→ Directions:
Transcribe all of the material exactly, except for its pictures.

→ Working data:

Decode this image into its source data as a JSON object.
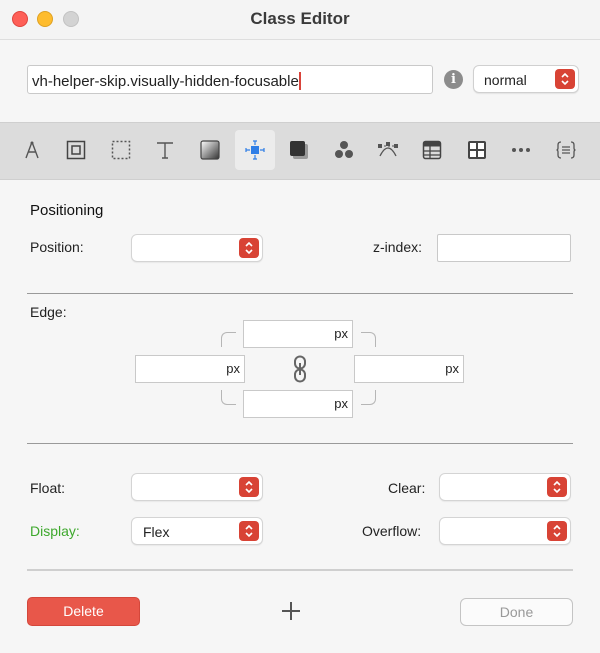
{
  "window": {
    "title": "Class Editor"
  },
  "class_name": {
    "value": "vh-helper-skip.visually-hidden-focusable"
  },
  "info": {
    "glyph": "i"
  },
  "state": {
    "selected": "normal"
  },
  "toolbar": {
    "active_tool": "positioning",
    "tools": [
      "typography",
      "box",
      "border",
      "text",
      "background",
      "positioning",
      "shadow",
      "effects",
      "transforms",
      "grid",
      "layout",
      "more",
      "custom-css"
    ]
  },
  "positioning": {
    "title": "Positioning",
    "position_label": "Position:",
    "position_value": "",
    "zindex_label": "z-index:",
    "zindex_value": ""
  },
  "edge": {
    "label": "Edge:",
    "unit": "px",
    "top": "",
    "right": "",
    "bottom": "",
    "left": ""
  },
  "layout": {
    "float_label": "Float:",
    "float_value": "",
    "clear_label": "Clear:",
    "clear_value": "",
    "display_label": "Display:",
    "display_value": "Flex",
    "overflow_label": "Overflow:",
    "overflow_value": ""
  },
  "footer": {
    "delete_label": "Delete",
    "done_label": "Done"
  },
  "colors": {
    "accent_red": "#d84335",
    "delete_red": "#e8574a",
    "display_green": "#3da82c",
    "active_tool_blue": "#2f7ee6"
  }
}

→ Reply:
Decode this image into its source data as a JSON object.
{
  "window": {
    "title": "Class Editor"
  },
  "class_name": {
    "value": "vh-helper-skip.visually-hidden-focusable"
  },
  "info": {
    "glyph": "i"
  },
  "state": {
    "selected": "normal"
  },
  "toolbar": {
    "active_tool": "positioning",
    "tools": [
      "typography",
      "box",
      "border",
      "text",
      "background",
      "positioning",
      "shadow",
      "effects",
      "transforms",
      "grid",
      "layout",
      "more",
      "custom-css"
    ]
  },
  "positioning": {
    "title": "Positioning",
    "position_label": "Position:",
    "position_value": "",
    "zindex_label": "z-index:",
    "zindex_value": ""
  },
  "edge": {
    "label": "Edge:",
    "unit": "px",
    "top": "",
    "right": "",
    "bottom": "",
    "left": ""
  },
  "layout": {
    "float_label": "Float:",
    "float_value": "",
    "clear_label": "Clear:",
    "clear_value": "",
    "display_label": "Display:",
    "display_value": "Flex",
    "overflow_label": "Overflow:",
    "overflow_value": ""
  },
  "footer": {
    "delete_label": "Delete",
    "done_label": "Done"
  },
  "colors": {
    "accent_red": "#d84335",
    "delete_red": "#e8574a",
    "display_green": "#3da82c",
    "active_tool_blue": "#2f7ee6"
  }
}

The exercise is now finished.